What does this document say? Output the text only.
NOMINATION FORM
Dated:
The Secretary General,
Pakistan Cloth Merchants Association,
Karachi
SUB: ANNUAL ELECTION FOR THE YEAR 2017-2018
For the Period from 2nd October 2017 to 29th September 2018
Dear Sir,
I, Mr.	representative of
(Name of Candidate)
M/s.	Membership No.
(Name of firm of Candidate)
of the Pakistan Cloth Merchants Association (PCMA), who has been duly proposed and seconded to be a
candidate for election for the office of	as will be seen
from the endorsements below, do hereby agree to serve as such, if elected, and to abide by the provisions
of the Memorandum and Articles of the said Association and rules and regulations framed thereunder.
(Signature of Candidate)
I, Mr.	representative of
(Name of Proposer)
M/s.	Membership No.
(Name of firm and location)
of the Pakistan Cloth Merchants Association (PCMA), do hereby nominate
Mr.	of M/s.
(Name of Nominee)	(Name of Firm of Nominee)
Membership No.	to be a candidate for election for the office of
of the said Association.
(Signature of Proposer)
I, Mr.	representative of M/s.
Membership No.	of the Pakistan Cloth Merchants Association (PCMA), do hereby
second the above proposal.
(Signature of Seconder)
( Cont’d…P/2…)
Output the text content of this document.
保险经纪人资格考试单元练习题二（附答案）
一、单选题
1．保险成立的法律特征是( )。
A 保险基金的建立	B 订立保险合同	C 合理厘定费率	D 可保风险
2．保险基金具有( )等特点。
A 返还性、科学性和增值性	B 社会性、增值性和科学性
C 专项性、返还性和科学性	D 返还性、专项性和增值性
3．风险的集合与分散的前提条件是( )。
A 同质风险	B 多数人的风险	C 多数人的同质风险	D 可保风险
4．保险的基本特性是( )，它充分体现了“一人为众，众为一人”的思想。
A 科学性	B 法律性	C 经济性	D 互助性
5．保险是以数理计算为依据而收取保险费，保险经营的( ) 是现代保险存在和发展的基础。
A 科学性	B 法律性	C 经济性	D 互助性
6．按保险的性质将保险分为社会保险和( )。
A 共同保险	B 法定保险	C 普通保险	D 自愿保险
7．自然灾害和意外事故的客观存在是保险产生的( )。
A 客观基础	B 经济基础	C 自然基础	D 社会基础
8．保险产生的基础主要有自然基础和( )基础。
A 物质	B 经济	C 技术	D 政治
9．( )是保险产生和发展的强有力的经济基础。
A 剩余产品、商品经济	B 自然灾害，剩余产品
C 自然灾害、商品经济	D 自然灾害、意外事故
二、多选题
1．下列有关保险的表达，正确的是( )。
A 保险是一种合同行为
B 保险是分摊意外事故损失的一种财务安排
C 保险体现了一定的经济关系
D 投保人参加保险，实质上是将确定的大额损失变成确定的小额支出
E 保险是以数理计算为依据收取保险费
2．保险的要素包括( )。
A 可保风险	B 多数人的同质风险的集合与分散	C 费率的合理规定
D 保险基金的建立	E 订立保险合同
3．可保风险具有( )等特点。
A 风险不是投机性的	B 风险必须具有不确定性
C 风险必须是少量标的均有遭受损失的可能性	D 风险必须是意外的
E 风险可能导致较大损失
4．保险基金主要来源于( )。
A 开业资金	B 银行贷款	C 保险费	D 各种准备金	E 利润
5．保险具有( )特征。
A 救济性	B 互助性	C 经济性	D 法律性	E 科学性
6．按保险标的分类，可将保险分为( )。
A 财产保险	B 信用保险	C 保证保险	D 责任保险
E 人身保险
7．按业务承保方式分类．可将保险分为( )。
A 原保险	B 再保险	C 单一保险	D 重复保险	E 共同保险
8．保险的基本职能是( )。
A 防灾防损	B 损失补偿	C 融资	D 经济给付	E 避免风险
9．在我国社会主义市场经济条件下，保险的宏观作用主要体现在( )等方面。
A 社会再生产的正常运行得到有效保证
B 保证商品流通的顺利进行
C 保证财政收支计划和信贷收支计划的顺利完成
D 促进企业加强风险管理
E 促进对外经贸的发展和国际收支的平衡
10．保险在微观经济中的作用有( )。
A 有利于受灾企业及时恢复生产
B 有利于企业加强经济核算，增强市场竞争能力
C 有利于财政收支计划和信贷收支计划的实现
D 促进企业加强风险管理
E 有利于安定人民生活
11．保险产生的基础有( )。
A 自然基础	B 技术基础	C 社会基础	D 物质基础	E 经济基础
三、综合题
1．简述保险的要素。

Request: Repeat the entries above exactly, leaving nothing out.

Solution to this problem:
What does this document say? Output the text only.
NOMINATION FORM
Dated:
The Secretary General,
Pakistan Cloth Merchants Association,
Karachi
SUB: ANNUAL ELECTION FOR THE YEAR 2017-2018
For the Period from 2nd October 2017 to 29th September 2018
Dear Sir,
I, Mr.	representative of
(Name of Candidate)
M/s.	Membership No.
(Name of firm of Candidate)
of the Pakistan Cloth Merchants Association (PCMA), who has been duly proposed and seconded to be a
candidate for election for the office of	as will be seen
from the endorsements below, do hereby agree to serve as such, if elected, and to abide by the provisions
of the Memorandum and Articles of the said Association and rules and regulations framed thereunder.
(Signature of Candidate)
I, Mr.	representative of
(Name of Proposer)
M/s.	Membership No.
(Name of firm and location)
of the Pakistan Cloth Merchants Association (PCMA), do hereby nominate
Mr.	of M/s.
(Name of Nominee)	(Name of Firm of Nominee)
Membership No.	to be a candidate for election for the office of
of the said Association.
(Signature of Proposer)
I, Mr.	representative of M/s.
Membership No.	of the Pakistan Cloth Merchants Association (PCMA), do hereby
second the above proposal.
(Signature of Seconder)
( Cont’d…P/2…)
Output the text content of this document.
保险经纪人资格考试单元练习题二（附答案）
一、单选题
1．保险成立的法律特征是( )。
A 保险基金的建立	B 订立保险合同	C 合理厘定费率	D 可保风险
2．保险基金具有( )等特点。
A 返还性、科学性和增值性	B 社会性、增值性和科学性
C 专项性、返还性和科学性	D 返还性、专项性和增值性
3．风险的集合与分散的前提条件是( )。
A 同质风险	B 多数人的风险	C 多数人的同质风险	D 可保风险
4．保险的基本特性是( )，它充分体现了“一人为众，众为一人”的思想。
A 科学性	B 法律性	C 经济性	D 互助性
5．保险是以数理计算为依据而收取保险费，保险经营的( ) 是现代保险存在和发展的基础。
A 科学性	B 法律性	C 经济性	D 互助性
6．按保险的性质将保险分为社会保险和( )。
A 共同保险	B 法定保险	C 普通保险	D 自愿保险
7．自然灾害和意外事故的客观存在是保险产生的( )。
A 客观基础	B 经济基础	C 自然基础	D 社会基础
8．保险产生的基础主要有自然基础和( )基础。
A 物质	B 经济	C 技术	D 政治
9．( )是保险产生和发展的强有力的经济基础。
A 剩余产品、商品经济	B 自然灾害，剩余产品
C 自然灾害、商品经济	D 自然灾害、意外事故
二、多选题
1．下列有关保险的表达，正确的是( )。
A 保险是一种合同行为
B 保险是分摊意外事故损失的一种财务安排
C 保险体现了一定的经济关系
D 投保人参加保险，实质上是将确定的大额损失变成确定的小额支出
E 保险是以数理计算为依据收取保险费
2．保险的要素包括( )。
A 可保风险	B 多数人的同质风险的集合与分散	C 费率的合理规定
D 保险基金的建立	E 订立保险合同
3．可保风险具有( )等特点。
A 风险不是投机性的	B 风险必须具有不确定性
C 风险必须是少量标的均有遭受损失的可能性	D 风险必须是意外的
E 风险可能导致较大损失
4．保险基金主要来源于( )。
A 开业资金	B 银行贷款	C 保险费	D 各种准备金	E 利润
5．保险具有( )特征。
A 救济性	B 互助性	C 经济性	D 法律性	E 科学性
6．按保险标的分类，可将保险分为( )。
A 财产保险	B 信用保险	C 保证保险	D 责任保险
E 人身保险
7．按业务承保方式分类．可将保险分为( )。
A 原保险	B 再保险	C 单一保险	D 重复保险	E 共同保险
8．保险的基本职能是( )。
A 防灾防损	B 损失补偿	C 融资	D 经济给付	E 避免风险
9．在我国社会主义市场经济条件下，保险的宏观作用主要体现在( )等方面。
A 社会再生产的正常运行得到有效保证
B 保证商品流通的顺利进行
C 保证财政收支计划和信贷收支计划的顺利完成
D 促进企业加强风险管理
E 促进对外经贸的发展和国际收支的平衡
10．保险在微观经济中的作用有( )。
A 有利于受灾企业及时恢复生产
B 有利于企业加强经济核算，增强市场竞争能力
C 有利于财政收支计划和信贷收支计划的实现
D 促进企业加强风险管理
E 有利于安定人民生活
11．保险产生的基础有( )。
A 自然基础	B 技术基础	C 社会基础	D 物质基础	E 经济基础
三、综合题
1．简述保险的要素。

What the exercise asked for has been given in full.